═════ Dataset extract ═════
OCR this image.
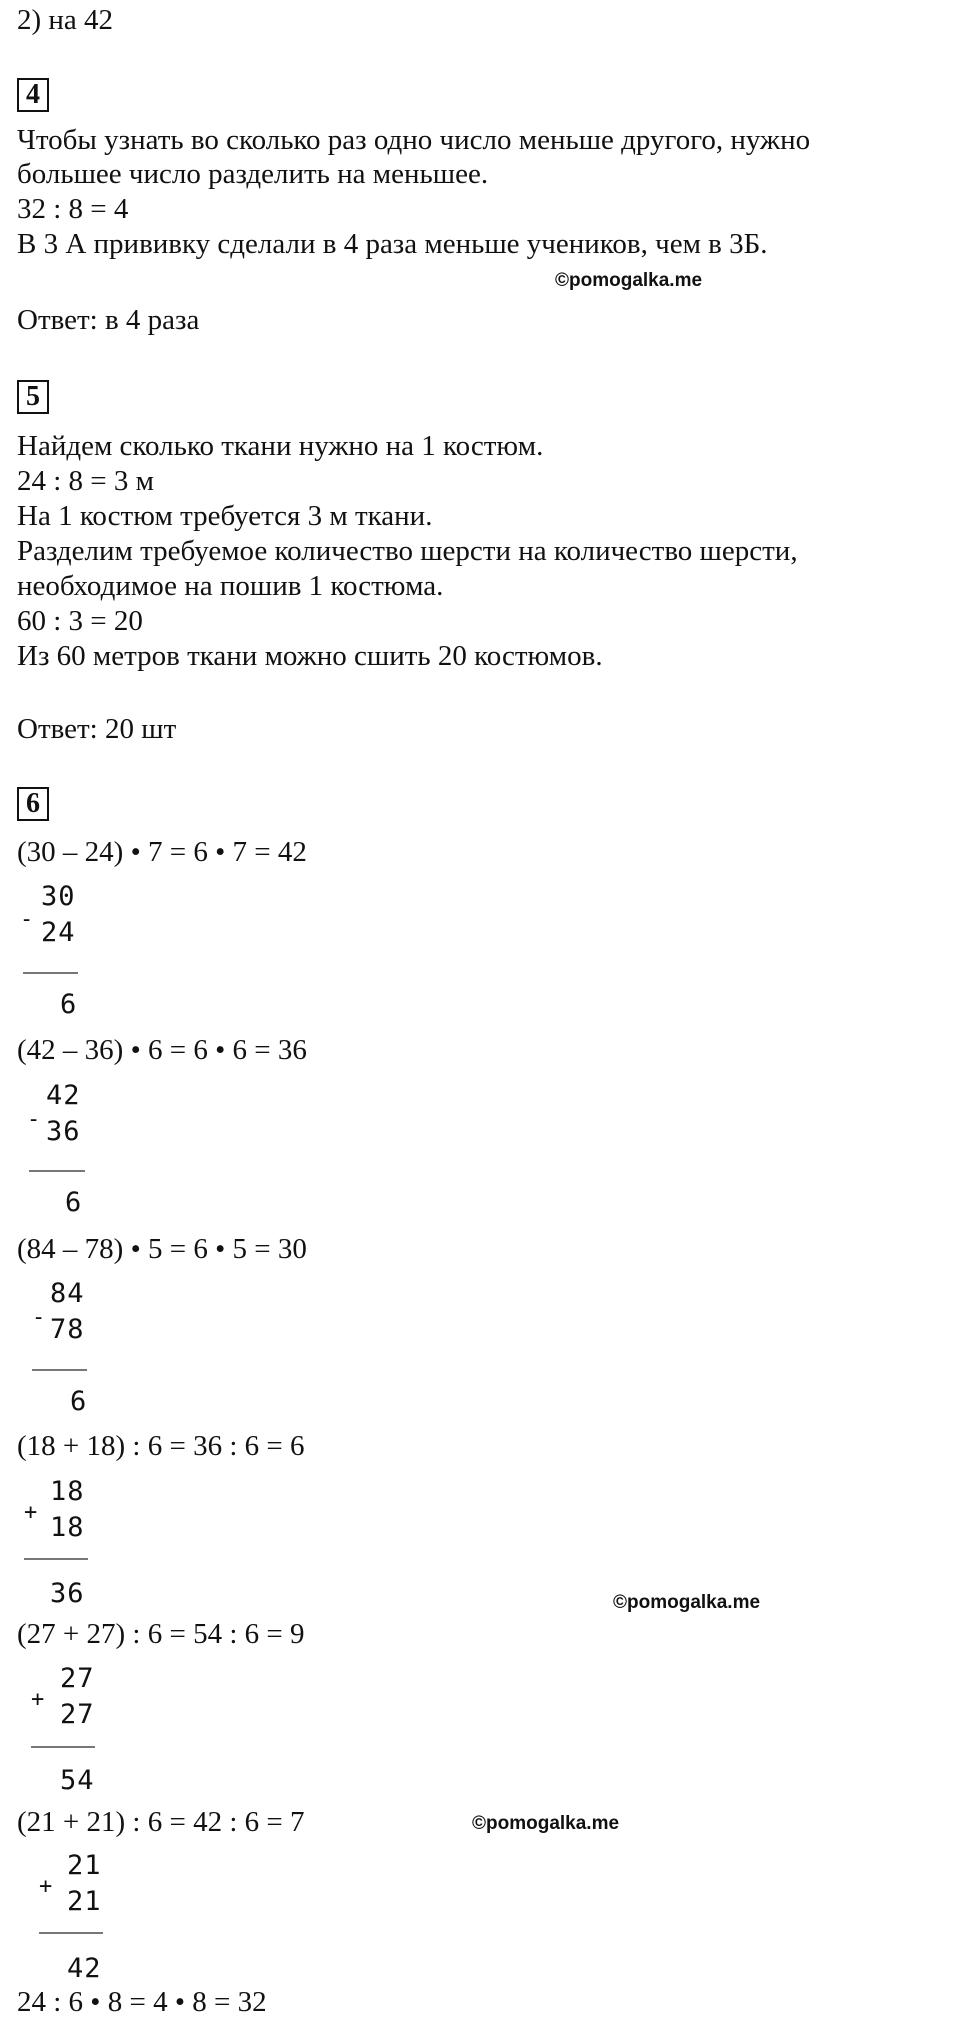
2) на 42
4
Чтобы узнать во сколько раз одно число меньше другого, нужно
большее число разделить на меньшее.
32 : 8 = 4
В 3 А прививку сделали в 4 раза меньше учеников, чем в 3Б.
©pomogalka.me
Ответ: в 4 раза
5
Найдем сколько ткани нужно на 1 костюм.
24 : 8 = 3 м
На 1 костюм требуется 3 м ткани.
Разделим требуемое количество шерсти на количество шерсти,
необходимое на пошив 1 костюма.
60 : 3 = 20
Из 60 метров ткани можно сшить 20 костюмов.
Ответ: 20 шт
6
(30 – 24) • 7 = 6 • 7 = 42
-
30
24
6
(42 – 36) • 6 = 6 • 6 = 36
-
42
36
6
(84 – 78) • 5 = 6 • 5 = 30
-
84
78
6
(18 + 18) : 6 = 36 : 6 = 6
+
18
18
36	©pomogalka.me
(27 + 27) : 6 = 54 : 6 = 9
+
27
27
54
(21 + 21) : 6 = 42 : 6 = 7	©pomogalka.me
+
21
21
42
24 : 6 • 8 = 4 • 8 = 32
═════
═════ Dataset extract ═════
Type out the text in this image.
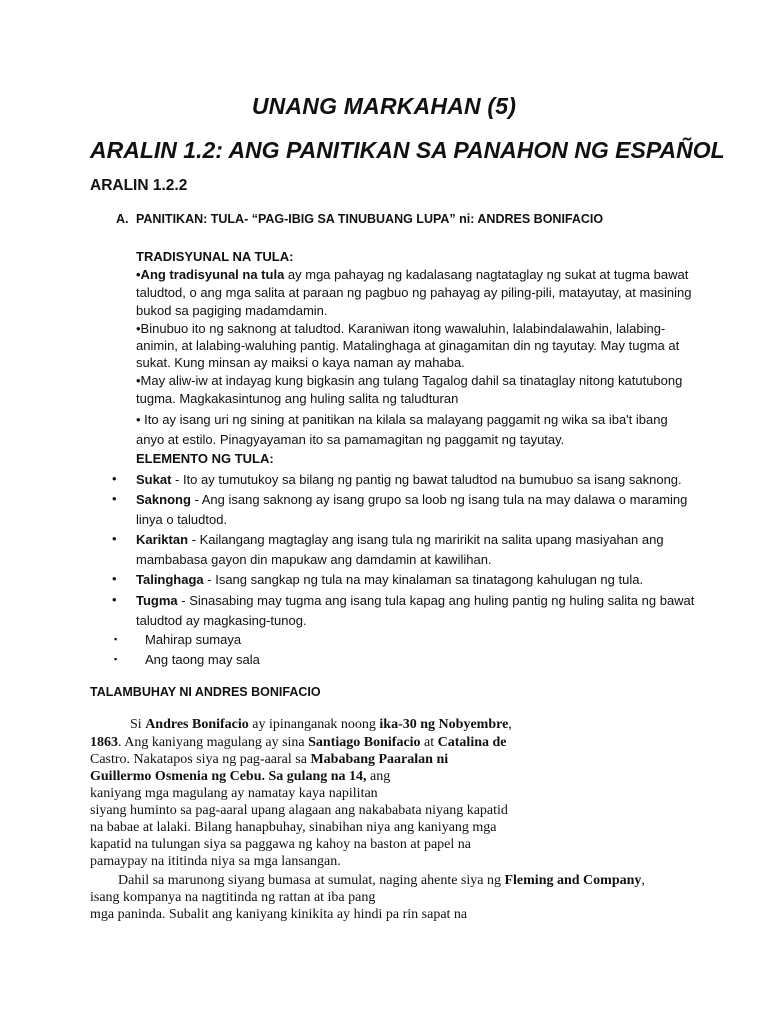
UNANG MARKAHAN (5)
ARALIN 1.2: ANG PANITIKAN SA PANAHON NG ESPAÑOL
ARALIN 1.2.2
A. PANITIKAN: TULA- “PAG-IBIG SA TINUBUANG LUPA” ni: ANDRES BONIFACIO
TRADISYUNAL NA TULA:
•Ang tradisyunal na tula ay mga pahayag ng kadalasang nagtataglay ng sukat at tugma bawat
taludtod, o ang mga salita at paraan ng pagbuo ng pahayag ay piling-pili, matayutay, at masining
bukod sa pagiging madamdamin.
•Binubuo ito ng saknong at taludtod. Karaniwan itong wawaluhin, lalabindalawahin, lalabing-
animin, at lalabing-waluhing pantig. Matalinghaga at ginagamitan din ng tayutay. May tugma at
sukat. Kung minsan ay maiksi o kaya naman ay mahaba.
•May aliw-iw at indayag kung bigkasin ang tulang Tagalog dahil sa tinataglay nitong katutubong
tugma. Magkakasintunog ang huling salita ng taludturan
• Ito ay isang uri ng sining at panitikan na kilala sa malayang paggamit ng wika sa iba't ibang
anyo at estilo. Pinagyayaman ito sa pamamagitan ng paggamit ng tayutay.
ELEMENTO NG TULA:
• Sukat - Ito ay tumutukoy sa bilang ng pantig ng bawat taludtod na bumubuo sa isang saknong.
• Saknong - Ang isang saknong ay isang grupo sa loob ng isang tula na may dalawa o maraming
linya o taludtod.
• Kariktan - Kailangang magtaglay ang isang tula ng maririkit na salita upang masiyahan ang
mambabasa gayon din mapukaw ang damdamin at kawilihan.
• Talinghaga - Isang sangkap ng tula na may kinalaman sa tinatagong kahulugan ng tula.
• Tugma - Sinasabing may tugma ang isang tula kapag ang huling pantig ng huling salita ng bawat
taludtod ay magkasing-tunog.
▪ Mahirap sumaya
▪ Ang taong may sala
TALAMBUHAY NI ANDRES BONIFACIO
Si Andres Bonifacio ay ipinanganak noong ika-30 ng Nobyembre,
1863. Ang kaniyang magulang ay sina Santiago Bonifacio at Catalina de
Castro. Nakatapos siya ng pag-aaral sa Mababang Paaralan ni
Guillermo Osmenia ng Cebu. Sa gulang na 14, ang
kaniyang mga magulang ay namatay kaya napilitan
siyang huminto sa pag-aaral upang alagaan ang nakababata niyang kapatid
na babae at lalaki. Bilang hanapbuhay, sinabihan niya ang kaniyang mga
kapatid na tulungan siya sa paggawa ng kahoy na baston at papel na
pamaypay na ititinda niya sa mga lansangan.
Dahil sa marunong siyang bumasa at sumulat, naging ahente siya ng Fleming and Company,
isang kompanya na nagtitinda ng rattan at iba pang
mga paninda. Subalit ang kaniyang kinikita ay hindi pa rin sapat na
═════
• Instructions to follow: Among the records above, find each line holding the string "нужно" and pull it out.

• Result of this task:
Чтобы узнать во сколько раз одно число меньше другого, нужно
Найдем сколько ткани нужно на 1 костюм.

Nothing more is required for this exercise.